[Description of the task]: All of the records listed below should be retyped exactly.

[Excerpts from a figure dataset]
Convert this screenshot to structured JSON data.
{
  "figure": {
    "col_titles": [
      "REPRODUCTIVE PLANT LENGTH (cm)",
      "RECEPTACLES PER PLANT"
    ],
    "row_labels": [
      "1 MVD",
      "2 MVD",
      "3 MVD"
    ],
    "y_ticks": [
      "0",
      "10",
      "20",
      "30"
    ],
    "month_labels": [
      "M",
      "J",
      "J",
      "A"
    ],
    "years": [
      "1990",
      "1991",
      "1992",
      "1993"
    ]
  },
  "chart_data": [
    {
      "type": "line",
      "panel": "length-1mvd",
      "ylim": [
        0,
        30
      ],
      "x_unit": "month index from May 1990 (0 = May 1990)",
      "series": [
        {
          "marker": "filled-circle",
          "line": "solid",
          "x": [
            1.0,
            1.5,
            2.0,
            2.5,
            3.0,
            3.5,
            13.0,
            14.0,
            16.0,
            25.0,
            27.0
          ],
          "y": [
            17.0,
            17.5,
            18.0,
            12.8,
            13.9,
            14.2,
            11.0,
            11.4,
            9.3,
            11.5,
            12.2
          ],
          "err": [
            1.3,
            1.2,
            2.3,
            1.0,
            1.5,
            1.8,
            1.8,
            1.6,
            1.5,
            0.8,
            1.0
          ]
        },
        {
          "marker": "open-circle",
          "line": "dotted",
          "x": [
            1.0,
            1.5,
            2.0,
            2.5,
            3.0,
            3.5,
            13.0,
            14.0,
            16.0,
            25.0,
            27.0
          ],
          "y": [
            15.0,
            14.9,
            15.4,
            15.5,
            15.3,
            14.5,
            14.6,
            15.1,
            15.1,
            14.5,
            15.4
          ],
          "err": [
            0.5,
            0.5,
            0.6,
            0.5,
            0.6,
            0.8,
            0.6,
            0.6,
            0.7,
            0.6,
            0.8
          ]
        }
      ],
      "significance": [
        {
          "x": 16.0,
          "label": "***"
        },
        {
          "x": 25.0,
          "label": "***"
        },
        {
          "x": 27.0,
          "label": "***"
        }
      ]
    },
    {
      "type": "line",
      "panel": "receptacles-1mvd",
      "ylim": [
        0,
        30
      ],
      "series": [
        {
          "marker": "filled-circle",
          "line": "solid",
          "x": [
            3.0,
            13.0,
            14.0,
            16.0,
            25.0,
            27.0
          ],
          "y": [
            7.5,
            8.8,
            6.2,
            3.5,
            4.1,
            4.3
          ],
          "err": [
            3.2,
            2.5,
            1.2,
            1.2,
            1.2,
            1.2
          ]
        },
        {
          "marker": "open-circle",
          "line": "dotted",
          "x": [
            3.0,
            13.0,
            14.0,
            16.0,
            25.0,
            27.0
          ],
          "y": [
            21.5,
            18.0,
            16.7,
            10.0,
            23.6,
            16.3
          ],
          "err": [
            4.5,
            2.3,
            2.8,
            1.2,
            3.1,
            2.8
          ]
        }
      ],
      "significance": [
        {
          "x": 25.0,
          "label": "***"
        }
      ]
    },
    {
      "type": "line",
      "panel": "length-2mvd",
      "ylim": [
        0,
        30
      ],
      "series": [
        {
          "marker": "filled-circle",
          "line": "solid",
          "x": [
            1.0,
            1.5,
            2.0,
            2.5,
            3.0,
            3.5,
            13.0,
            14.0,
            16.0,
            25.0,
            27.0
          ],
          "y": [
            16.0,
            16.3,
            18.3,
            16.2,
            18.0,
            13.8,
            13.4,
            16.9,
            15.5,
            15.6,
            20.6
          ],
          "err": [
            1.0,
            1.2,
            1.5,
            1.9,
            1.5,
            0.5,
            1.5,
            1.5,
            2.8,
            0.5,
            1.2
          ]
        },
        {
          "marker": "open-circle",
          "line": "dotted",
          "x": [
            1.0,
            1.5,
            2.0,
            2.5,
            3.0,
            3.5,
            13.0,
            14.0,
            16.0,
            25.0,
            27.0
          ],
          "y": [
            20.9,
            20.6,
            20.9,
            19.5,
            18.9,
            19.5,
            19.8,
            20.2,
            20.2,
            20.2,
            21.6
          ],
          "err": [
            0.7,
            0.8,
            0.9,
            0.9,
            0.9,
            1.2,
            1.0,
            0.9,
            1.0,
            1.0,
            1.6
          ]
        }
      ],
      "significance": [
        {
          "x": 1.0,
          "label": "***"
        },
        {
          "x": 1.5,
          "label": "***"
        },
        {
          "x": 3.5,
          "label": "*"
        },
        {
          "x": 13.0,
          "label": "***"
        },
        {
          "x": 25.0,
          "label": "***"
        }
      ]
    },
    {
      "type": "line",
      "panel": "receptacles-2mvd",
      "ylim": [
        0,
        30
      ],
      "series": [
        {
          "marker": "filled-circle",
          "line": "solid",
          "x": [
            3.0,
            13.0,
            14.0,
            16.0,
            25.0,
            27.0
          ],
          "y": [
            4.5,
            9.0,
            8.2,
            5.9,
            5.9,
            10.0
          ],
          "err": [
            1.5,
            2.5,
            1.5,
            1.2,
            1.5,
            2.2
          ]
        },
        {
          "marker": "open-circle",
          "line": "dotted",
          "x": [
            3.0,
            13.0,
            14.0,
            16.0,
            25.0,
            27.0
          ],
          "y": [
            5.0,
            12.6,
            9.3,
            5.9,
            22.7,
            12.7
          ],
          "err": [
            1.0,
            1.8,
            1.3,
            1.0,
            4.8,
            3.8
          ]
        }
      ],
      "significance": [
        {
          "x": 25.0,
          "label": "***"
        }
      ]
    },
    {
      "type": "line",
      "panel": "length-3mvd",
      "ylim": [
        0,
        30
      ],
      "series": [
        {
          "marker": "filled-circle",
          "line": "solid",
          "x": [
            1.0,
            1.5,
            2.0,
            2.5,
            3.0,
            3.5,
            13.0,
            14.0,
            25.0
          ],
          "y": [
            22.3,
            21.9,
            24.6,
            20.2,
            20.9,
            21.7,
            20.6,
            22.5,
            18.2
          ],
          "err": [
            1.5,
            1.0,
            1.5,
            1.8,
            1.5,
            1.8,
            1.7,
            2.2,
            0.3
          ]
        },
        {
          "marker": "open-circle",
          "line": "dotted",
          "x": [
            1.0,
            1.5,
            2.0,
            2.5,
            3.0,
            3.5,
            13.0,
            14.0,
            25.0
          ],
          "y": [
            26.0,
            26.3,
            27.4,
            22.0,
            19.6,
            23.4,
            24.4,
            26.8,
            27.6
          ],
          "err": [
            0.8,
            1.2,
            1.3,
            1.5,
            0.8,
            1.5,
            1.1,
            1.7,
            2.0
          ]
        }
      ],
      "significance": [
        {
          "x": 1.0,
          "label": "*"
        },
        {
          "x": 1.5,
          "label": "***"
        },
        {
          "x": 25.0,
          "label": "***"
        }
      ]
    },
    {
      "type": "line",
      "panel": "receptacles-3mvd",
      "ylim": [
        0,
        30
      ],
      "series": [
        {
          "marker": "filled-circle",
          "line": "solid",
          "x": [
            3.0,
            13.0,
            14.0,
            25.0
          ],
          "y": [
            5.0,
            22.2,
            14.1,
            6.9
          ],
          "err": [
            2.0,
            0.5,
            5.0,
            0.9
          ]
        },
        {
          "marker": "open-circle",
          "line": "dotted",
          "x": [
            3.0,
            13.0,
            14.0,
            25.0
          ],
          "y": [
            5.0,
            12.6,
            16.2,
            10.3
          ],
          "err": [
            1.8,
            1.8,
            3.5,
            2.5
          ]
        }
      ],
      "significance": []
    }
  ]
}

[Answer below]:
Convert this screenshot to structured JSON data.
{
  "figure": {
    "col_titles": [
      "REPRODUCTIVE PLANT LENGTH (cm)",
      "RECEPTACLES PER PLANT"
    ],
    "row_labels": [
      "1 MVD",
      "2 MVD",
      "3 MVD"
    ],
    "y_ticks": [
      "0",
      "10",
      "20",
      "30"
    ],
    "month_labels": [
      "M",
      "J",
      "J",
      "A"
    ],
    "years": [
      "1990",
      "1991",
      "1992",
      "1993"
    ]
  },
  "chart_data": [
    {
      "type": "line",
      "panel": "length-1mvd",
      "ylim": [
        0,
        30
      ],
      "x_unit": "month index from May 1990 (0 = May 1990)",
      "series": [
        {
          "marker": "filled-circle",
          "line": "solid",
          "x": [
            1.0,
            1.5,
            2.0,
            2.5,
            3.0,
            3.5,
            13.0,
            14.0,
            16.0,
            25.0,
            27.0
          ],
          "y": [
            17.0,
            17.5,
            18.0,
            12.8,
            13.9,
            14.2,
            11.0,
            11.4,
            9.3,
            11.5,
            12.2
          ],
          "err": [
            1.3,
            1.2,
            2.3,
            1.0,
            1.5,
            1.8,
            1.8,
            1.6,
            1.5,
            0.8,
            1.0
          ]
        },
        {
          "marker": "open-circle",
          "line": "dotted",
          "x": [
            1.0,
            1.5,
            2.0,
            2.5,
            3.0,
            3.5,
            13.0,
            14.0,
            16.0,
            25.0,
            27.0
          ],
          "y": [
            15.0,
            14.9,
            15.4,
            15.5,
            15.3,
            14.5,
            14.6,
            15.1,
            15.1,
            14.5,
            15.4
          ],
          "err": [
            0.5,
            0.5,
            0.6,
            0.5,
            0.6,
            0.8,
            0.6,
            0.6,
            0.7,
            0.6,
            0.8
          ]
        }
      ],
      "significance": [
        {
          "x": 16.0,
          "label": "***"
        },
        {
          "x": 25.0,
          "label": "***"
        },
        {
          "x": 27.0,
          "label": "***"
        }
      ]
    },
    {
      "type": "line",
      "panel": "receptacles-1mvd",
      "ylim": [
        0,
        30
      ],
      "series": [
        {
          "marker": "filled-circle",
          "line": "solid",
          "x": [
            3.0,
            13.0,
            14.0,
            16.0,
            25.0,
            27.0
          ],
          "y": [
            7.5,
            8.8,
            6.2,
            3.5,
            4.1,
            4.3
          ],
          "err": [
            3.2,
            2.5,
            1.2,
            1.2,
            1.2,
            1.2
          ]
        },
        {
          "marker": "open-circle",
          "line": "dotted",
          "x": [
            3.0,
            13.0,
            14.0,
            16.0,
            25.0,
            27.0
          ],
          "y": [
            21.5,
            18.0,
            16.7,
            10.0,
            23.6,
            16.3
          ],
          "err": [
            4.5,
            2.3,
            2.8,
            1.2,
            3.1,
            2.8
          ]
        }
      ],
      "significance": [
        {
          "x": 25.0,
          "label": "***"
        }
      ]
    },
    {
      "type": "line",
      "panel": "length-2mvd",
      "ylim": [
        0,
        30
      ],
      "series": [
        {
          "marker": "filled-circle",
          "line": "solid",
          "x": [
            1.0,
            1.5,
            2.0,
            2.5,
            3.0,
            3.5,
            13.0,
            14.0,
            16.0,
            25.0,
            27.0
          ],
          "y": [
            16.0,
            16.3,
            18.3,
            16.2,
            18.0,
            13.8,
            13.4,
            16.9,
            15.5,
            15.6,
            20.6
          ],
          "err": [
            1.0,
            1.2,
            1.5,
            1.9,
            1.5,
            0.5,
            1.5,
            1.5,
            2.8,
            0.5,
            1.2
          ]
        },
        {
          "marker": "open-circle",
          "line": "dotted",
          "x": [
            1.0,
            1.5,
            2.0,
            2.5,
            3.0,
            3.5,
            13.0,
            14.0,
            16.0,
            25.0,
            27.0
          ],
          "y": [
            20.9,
            20.6,
            20.9,
            19.5,
            18.9,
            19.5,
            19.8,
            20.2,
            20.2,
            20.2,
            21.6
          ],
          "err": [
            0.7,
            0.8,
            0.9,
            0.9,
            0.9,
            1.2,
            1.0,
            0.9,
            1.0,
            1.0,
            1.6
          ]
        }
      ],
      "significance": [
        {
          "x": 1.0,
          "label": "***"
        },
        {
          "x": 1.5,
          "label": "***"
        },
        {
          "x": 3.5,
          "label": "*"
        },
        {
          "x": 13.0,
          "label": "***"
        },
        {
          "x": 25.0,
          "label": "***"
        }
      ]
    },
    {
      "type": "line",
      "panel": "receptacles-2mvd",
      "ylim": [
        0,
        30
      ],
      "series": [
        {
          "marker": "filled-circle",
          "line": "solid",
          "x": [
            3.0,
            13.0,
            14.0,
            16.0,
            25.0,
            27.0
          ],
          "y": [
            4.5,
            9.0,
            8.2,
            5.9,
            5.9,
            10.0
          ],
          "err": [
            1.5,
            2.5,
            1.5,
            1.2,
            1.5,
            2.2
          ]
        },
        {
          "marker": "open-circle",
          "line": "dotted",
          "x": [
            3.0,
            13.0,
            14.0,
            16.0,
            25.0,
            27.0
          ],
          "y": [
            5.0,
            12.6,
            9.3,
            5.9,
            22.7,
            12.7
          ],
          "err": [
            1.0,
            1.8,
            1.3,
            1.0,
            4.8,
            3.8
          ]
        }
      ],
      "significance": [
        {
          "x": 25.0,
          "label": "***"
        }
      ]
    },
    {
      "type": "line",
      "panel": "length-3mvd",
      "ylim": [
        0,
        30
      ],
      "series": [
        {
          "marker": "filled-circle",
          "line": "solid",
          "x": [
            1.0,
            1.5,
            2.0,
            2.5,
            3.0,
            3.5,
            13.0,
            14.0,
            25.0
          ],
          "y": [
            22.3,
            21.9,
            24.6,
            20.2,
            20.9,
            21.7,
            20.6,
            22.5,
            18.2
          ],
          "err": [
            1.5,
            1.0,
            1.5,
            1.8,
            1.5,
            1.8,
            1.7,
            2.2,
            0.3
          ]
        },
        {
          "marker": "open-circle",
          "line": "dotted",
          "x": [
            1.0,
            1.5,
            2.0,
            2.5,
            3.0,
            3.5,
            13.0,
            14.0,
            25.0
          ],
          "y": [
            26.0,
            26.3,
            27.4,
            22.0,
            19.6,
            23.4,
            24.4,
            26.8,
            27.6
          ],
          "err": [
            0.8,
            1.2,
            1.3,
            1.5,
            0.8,
            1.5,
            1.1,
            1.7,
            2.0
          ]
        }
      ],
      "significance": [
        {
          "x": 1.0,
          "label": "*"
        },
        {
          "x": 1.5,
          "label": "***"
        },
        {
          "x": 25.0,
          "label": "***"
        }
      ]
    },
    {
      "type": "line",
      "panel": "receptacles-3mvd",
      "ylim": [
        0,
        30
      ],
      "series": [
        {
          "marker": "filled-circle",
          "line": "solid",
          "x": [
            3.0,
            13.0,
            14.0,
            25.0
          ],
          "y": [
            5.0,
            22.2,
            14.1,
            6.9
          ],
          "err": [
            2.0,
            0.5,
            5.0,
            0.9
          ]
        },
        {
          "marker": "open-circle",
          "line": "dotted",
          "x": [
            3.0,
            13.0,
            14.0,
            25.0
          ],
          "y": [
            5.0,
            12.6,
            16.2,
            10.3
          ],
          "err": [
            1.8,
            1.8,
            3.5,
            2.5
          ]
        }
      ],
      "significance": []
    }
  ]
}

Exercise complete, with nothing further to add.